▶ **MATERIAL PROVIDED**
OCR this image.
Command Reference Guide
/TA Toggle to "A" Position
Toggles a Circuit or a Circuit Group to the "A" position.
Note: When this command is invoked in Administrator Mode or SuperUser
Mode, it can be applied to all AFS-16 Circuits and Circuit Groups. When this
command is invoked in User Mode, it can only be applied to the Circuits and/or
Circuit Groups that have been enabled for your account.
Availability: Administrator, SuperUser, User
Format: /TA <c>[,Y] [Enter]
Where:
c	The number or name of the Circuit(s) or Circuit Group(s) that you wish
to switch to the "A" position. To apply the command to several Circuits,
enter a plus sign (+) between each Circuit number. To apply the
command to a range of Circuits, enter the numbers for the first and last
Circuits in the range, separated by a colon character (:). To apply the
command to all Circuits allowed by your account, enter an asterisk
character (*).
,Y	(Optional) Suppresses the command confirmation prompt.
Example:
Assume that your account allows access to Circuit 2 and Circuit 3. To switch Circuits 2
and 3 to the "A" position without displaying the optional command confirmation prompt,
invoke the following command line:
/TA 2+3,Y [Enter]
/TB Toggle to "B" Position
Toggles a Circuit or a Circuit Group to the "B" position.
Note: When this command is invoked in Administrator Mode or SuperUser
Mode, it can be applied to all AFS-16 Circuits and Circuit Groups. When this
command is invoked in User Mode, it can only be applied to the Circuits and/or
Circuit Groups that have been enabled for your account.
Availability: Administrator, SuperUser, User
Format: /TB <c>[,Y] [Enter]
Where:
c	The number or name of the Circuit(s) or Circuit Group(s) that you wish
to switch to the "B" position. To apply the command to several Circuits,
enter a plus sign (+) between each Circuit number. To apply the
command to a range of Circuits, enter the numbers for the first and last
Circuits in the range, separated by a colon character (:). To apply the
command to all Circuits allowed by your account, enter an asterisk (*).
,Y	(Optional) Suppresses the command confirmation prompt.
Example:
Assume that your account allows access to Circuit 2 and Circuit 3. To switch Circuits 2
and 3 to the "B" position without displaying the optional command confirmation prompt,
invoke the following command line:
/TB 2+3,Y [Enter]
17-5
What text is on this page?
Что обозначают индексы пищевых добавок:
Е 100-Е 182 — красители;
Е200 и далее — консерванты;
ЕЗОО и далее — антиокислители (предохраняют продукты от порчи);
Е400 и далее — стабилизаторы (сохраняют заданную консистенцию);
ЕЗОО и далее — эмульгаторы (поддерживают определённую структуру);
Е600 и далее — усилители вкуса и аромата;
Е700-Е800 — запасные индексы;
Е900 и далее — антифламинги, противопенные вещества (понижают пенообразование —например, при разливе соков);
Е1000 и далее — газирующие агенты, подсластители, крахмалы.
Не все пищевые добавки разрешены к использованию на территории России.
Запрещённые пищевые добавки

▶ **YOUR TASK**
Every line of the records above needs to be given again exactly.

▶ **EXERCISE OUTPUT**
OCR this image.
Command Reference Guide
/TA Toggle to "A" Position
Toggles a Circuit or a Circuit Group to the "A" position.
Note: When this command is invoked in Administrator Mode or SuperUser
Mode, it can be applied to all AFS-16 Circuits and Circuit Groups. When this
command is invoked in User Mode, it can only be applied to the Circuits and/or
Circuit Groups that have been enabled for your account.
Availability: Administrator, SuperUser, User
Format: /TA <c>[,Y] [Enter]
Where:
c	The number or name of the Circuit(s) or Circuit Group(s) that you wish
to switch to the "A" position. To apply the command to several Circuits,
enter a plus sign (+) between each Circuit number. To apply the
command to a range of Circuits, enter the numbers for the first and last
Circuits in the range, separated by a colon character (:). To apply the
command to all Circuits allowed by your account, enter an asterisk
character (*).
,Y	(Optional) Suppresses the command confirmation prompt.
Example:
Assume that your account allows access to Circuit 2 and Circuit 3. To switch Circuits 2
and 3 to the "A" position without displaying the optional command confirmation prompt,
invoke the following command line:
/TA 2+3,Y [Enter]
/TB Toggle to "B" Position
Toggles a Circuit or a Circuit Group to the "B" position.
Note: When this command is invoked in Administrator Mode or SuperUser
Mode, it can be applied to all AFS-16 Circuits and Circuit Groups. When this
command is invoked in User Mode, it can only be applied to the Circuits and/or
Circuit Groups that have been enabled for your account.
Availability: Administrator, SuperUser, User
Format: /TB <c>[,Y] [Enter]
Where:
c	The number or name of the Circuit(s) or Circuit Group(s) that you wish
to switch to the "B" position. To apply the command to several Circuits,
enter a plus sign (+) between each Circuit number. To apply the
command to a range of Circuits, enter the numbers for the first and last
Circuits in the range, separated by a colon character (:). To apply the
command to all Circuits allowed by your account, enter an asterisk (*).
,Y	(Optional) Suppresses the command confirmation prompt.
Example:
Assume that your account allows access to Circuit 2 and Circuit 3. To switch Circuits 2
and 3 to the "B" position without displaying the optional command confirmation prompt,
invoke the following command line:
/TB 2+3,Y [Enter]
17-5
What text is on this page?
Что обозначают индексы пищевых добавок:
Е 100-Е 182 — красители;
Е200 и далее — консерванты;
ЕЗОО и далее — антиокислители (предохраняют продукты от порчи);
Е400 и далее — стабилизаторы (сохраняют заданную консистенцию);
ЕЗОО и далее — эмульгаторы (поддерживают определённую структуру);
Е600 и далее — усилители вкуса и аромата;
Е700-Е800 — запасные индексы;
Е900 и далее — антифламинги, противопенные вещества (понижают пенообразование —например, при разливе соков);
Е1000 и далее — газирующие агенты, подсластители, крахмалы.
Не все пищевые добавки разрешены к использованию на территории России.
Запрещённые пищевые добавки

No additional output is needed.